*Your objective*.
From the entries below, pull out each line where "page" appears.

START Supplied data

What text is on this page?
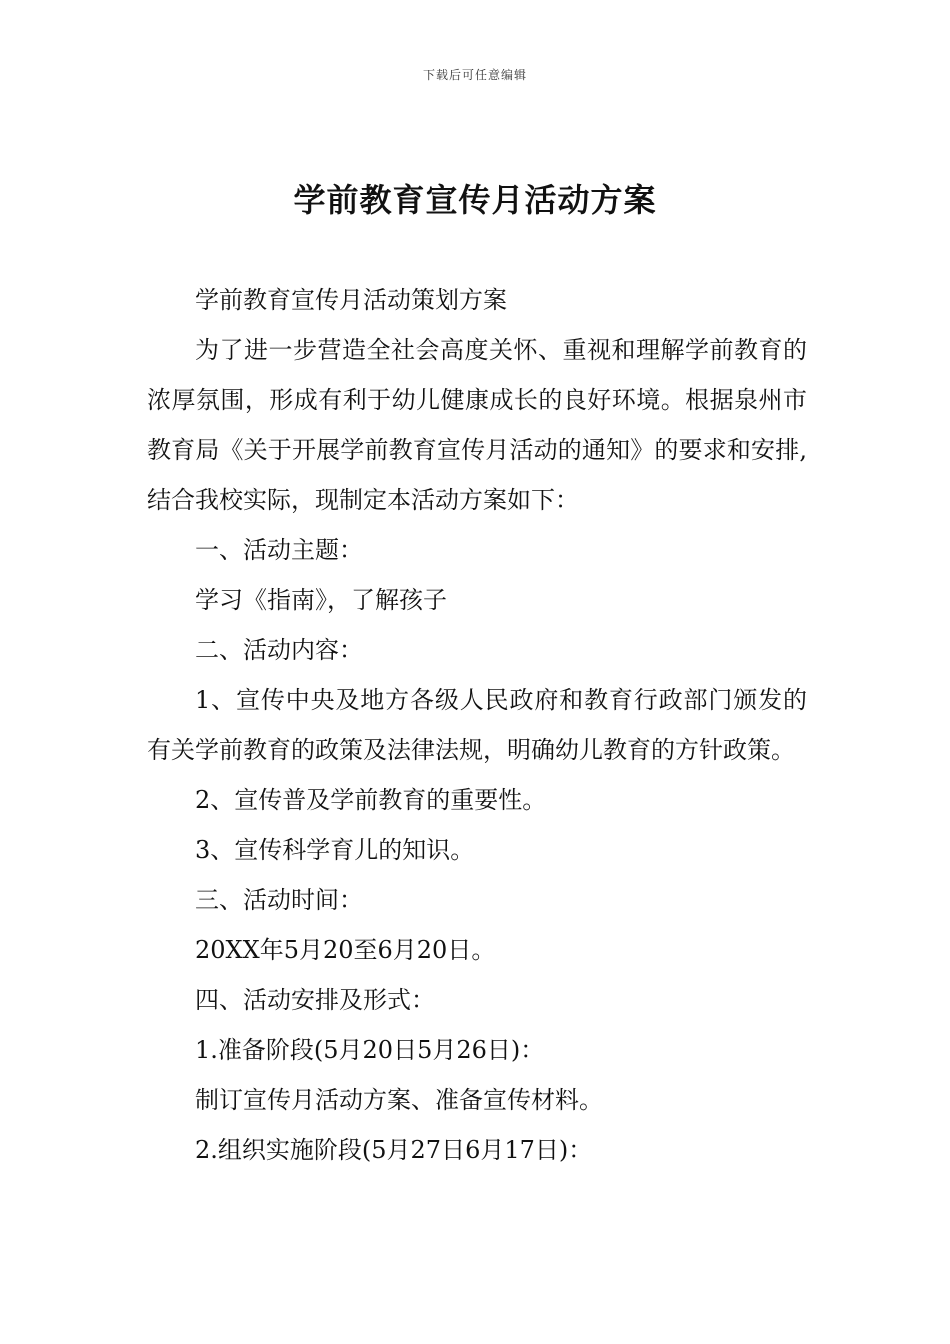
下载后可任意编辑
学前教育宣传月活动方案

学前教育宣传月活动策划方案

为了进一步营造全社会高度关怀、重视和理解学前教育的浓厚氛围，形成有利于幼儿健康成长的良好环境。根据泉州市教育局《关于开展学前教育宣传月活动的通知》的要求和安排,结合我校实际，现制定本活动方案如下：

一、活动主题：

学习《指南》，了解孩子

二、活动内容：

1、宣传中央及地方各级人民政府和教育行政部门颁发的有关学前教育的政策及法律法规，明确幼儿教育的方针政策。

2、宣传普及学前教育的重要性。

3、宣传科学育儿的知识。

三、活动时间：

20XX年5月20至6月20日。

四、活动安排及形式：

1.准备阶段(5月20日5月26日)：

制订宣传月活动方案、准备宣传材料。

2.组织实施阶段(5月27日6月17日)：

END Supplied data
START Supplied data

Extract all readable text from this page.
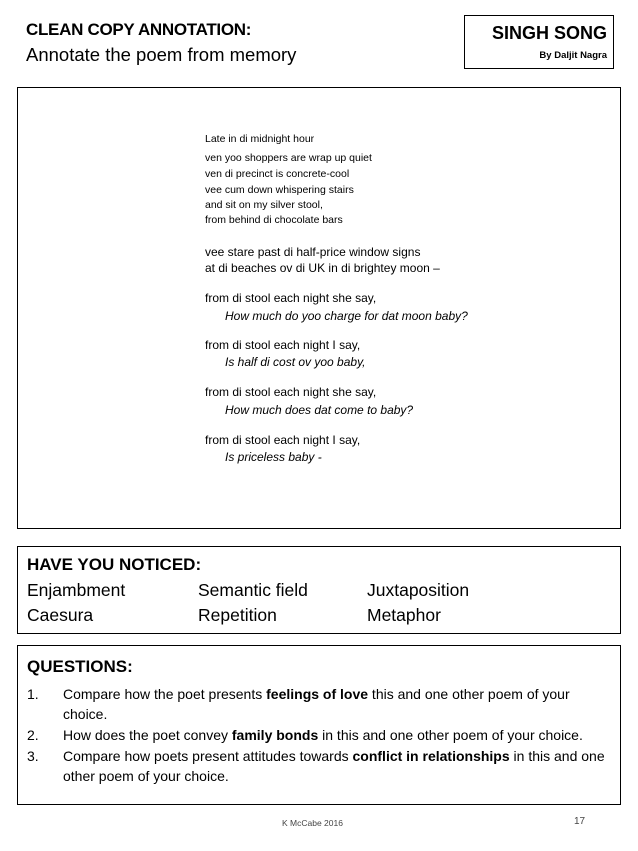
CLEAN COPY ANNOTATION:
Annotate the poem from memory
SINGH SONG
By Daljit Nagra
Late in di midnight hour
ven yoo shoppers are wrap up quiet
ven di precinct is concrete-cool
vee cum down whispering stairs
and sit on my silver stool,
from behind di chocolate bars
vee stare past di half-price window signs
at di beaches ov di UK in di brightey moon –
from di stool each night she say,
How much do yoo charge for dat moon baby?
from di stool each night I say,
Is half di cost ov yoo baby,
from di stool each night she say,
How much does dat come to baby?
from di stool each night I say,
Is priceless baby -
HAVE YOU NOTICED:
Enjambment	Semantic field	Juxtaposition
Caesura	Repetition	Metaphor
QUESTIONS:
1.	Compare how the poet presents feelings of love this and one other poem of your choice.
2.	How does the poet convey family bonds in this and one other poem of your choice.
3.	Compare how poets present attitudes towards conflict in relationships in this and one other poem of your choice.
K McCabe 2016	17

END Supplied data

*Exercise result*.
What text is on this page?
Extract all readable text from this page.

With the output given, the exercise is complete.